• _Exercise description_
Which lines contain the string "Estimated"? Please list every one of them.

[Dataset items]
==================================================
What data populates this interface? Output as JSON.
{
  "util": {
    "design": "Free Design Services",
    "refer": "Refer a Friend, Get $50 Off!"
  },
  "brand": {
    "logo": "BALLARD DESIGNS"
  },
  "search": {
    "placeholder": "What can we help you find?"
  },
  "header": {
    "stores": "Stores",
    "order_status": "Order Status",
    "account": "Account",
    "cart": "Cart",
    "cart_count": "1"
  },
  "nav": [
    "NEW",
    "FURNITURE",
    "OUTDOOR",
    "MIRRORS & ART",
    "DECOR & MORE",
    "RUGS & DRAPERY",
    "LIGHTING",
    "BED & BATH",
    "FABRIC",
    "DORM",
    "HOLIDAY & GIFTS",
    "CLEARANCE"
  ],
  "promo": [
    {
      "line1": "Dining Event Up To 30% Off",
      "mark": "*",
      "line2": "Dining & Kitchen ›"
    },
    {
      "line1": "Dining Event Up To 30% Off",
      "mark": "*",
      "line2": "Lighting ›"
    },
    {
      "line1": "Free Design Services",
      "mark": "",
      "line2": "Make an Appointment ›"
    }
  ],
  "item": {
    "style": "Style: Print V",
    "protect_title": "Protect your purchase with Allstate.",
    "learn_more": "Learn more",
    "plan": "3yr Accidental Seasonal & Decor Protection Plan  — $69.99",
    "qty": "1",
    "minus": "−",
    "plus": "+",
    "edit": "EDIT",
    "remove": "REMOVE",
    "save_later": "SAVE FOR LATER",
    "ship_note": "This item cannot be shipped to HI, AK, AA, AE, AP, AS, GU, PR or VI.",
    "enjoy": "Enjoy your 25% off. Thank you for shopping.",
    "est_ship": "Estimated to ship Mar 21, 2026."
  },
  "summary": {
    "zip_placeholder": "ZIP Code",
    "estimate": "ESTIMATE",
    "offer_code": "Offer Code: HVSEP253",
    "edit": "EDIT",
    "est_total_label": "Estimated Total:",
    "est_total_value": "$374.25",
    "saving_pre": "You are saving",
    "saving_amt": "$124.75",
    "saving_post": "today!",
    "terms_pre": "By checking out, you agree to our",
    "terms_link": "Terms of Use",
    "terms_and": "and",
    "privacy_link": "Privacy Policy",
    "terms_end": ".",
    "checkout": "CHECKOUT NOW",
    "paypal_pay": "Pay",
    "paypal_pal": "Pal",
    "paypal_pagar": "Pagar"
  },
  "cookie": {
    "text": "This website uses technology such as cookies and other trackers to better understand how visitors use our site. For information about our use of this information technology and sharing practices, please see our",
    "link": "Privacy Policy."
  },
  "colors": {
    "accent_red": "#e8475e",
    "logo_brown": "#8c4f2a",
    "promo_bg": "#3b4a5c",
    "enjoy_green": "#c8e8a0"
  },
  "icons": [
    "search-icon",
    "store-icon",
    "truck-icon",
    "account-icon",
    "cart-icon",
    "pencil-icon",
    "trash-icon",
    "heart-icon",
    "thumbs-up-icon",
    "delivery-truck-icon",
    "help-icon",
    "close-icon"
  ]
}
==================================================
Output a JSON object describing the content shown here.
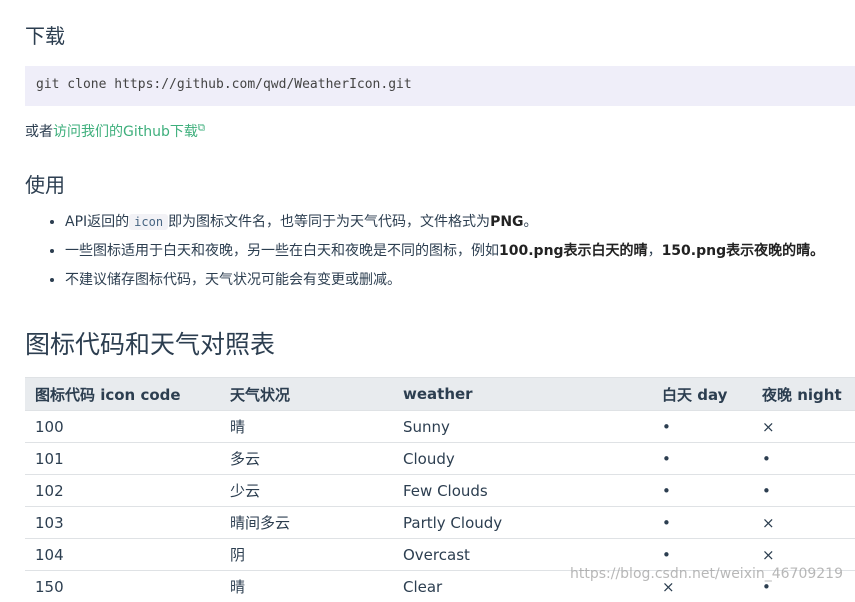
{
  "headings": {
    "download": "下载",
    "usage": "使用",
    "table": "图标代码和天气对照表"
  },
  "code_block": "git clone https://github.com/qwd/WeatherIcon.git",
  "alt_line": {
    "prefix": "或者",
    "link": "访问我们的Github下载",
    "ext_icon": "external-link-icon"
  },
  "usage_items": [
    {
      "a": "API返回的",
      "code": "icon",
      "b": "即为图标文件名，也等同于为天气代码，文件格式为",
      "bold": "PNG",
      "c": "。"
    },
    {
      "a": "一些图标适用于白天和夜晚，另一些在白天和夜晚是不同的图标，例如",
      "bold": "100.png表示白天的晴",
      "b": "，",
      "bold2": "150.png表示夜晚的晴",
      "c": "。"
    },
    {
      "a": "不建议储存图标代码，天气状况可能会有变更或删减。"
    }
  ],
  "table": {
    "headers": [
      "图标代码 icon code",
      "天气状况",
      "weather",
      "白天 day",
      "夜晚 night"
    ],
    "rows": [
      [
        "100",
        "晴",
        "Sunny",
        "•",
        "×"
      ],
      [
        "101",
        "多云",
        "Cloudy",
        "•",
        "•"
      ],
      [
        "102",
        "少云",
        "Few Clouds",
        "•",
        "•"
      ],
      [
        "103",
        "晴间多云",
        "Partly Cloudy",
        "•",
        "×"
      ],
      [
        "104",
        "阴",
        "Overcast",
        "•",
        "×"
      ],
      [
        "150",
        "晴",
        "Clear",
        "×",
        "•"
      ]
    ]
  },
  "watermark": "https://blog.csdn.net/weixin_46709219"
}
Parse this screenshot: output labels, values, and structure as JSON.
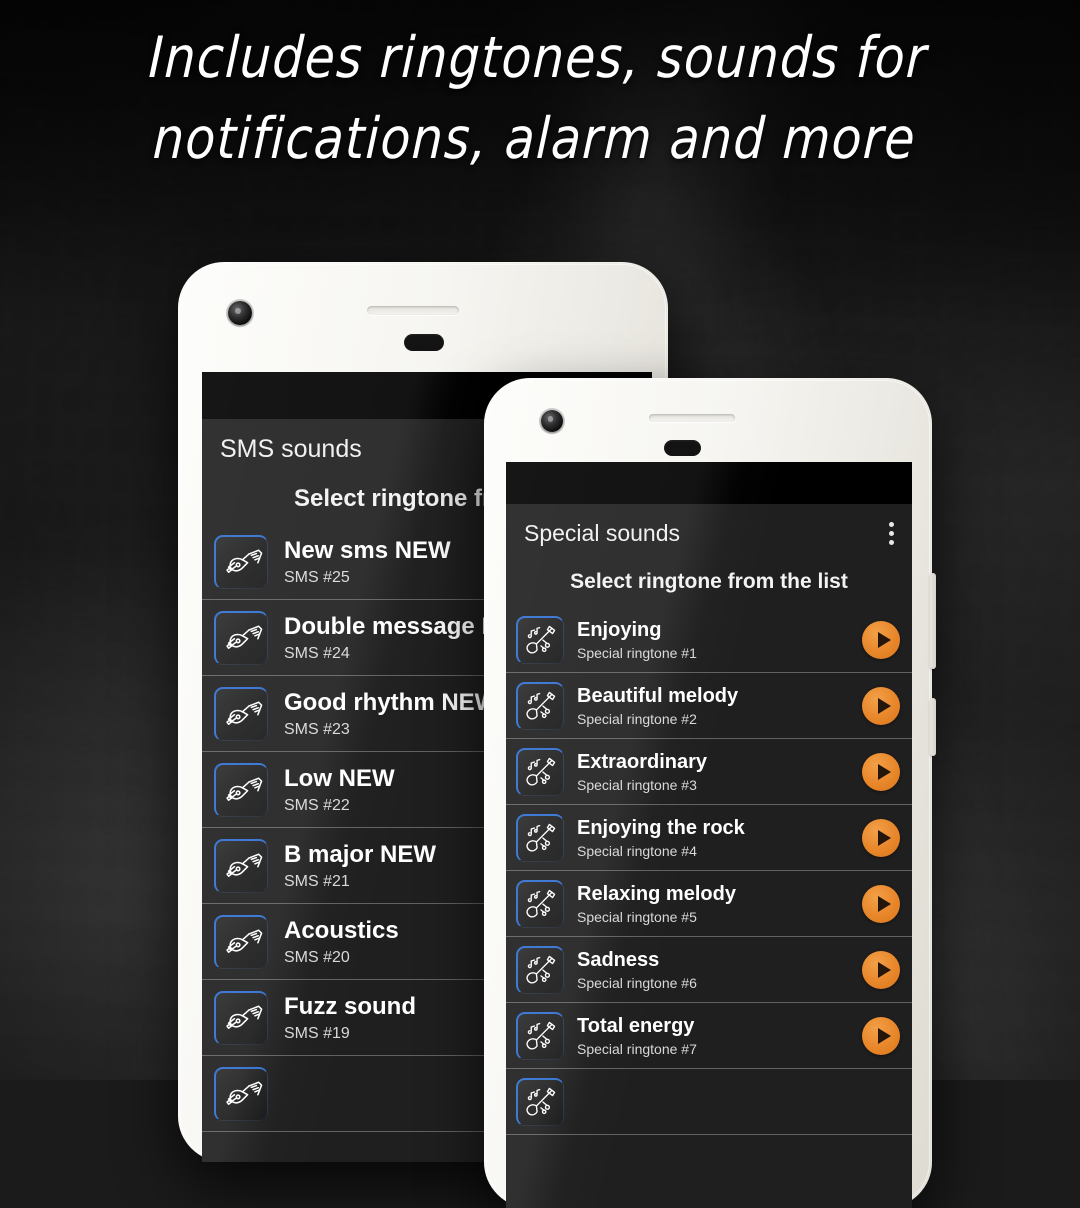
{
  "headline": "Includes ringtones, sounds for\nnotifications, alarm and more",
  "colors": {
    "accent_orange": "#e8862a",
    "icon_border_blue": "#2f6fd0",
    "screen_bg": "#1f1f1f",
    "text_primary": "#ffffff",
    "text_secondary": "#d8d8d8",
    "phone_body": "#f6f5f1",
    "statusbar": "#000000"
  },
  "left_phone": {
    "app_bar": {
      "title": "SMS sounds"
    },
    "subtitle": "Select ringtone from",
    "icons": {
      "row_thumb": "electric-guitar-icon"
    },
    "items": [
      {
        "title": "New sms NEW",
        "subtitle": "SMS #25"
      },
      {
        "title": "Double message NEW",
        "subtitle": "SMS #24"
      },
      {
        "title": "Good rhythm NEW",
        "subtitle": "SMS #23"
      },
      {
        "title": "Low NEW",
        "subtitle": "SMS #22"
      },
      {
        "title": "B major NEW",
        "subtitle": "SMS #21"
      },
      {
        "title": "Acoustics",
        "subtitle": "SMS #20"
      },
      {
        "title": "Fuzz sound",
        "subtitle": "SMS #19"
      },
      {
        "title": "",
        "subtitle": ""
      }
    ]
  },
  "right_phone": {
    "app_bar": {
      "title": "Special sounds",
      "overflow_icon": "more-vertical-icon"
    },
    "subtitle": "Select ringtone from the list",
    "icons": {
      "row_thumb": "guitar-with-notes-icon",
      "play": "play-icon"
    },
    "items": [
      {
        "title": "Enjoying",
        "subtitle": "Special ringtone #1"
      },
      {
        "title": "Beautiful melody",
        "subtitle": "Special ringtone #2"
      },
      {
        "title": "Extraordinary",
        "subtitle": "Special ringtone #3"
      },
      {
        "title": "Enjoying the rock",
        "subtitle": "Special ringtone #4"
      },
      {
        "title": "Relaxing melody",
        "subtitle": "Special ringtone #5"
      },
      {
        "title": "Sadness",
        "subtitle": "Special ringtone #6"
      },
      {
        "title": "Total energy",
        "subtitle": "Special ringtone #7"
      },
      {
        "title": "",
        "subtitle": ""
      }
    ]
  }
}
==================================================
• _Solution_
    "est_ship": "Estimated to ship Mar 21, 2026."
    "est_total_label": "Estimated Total:",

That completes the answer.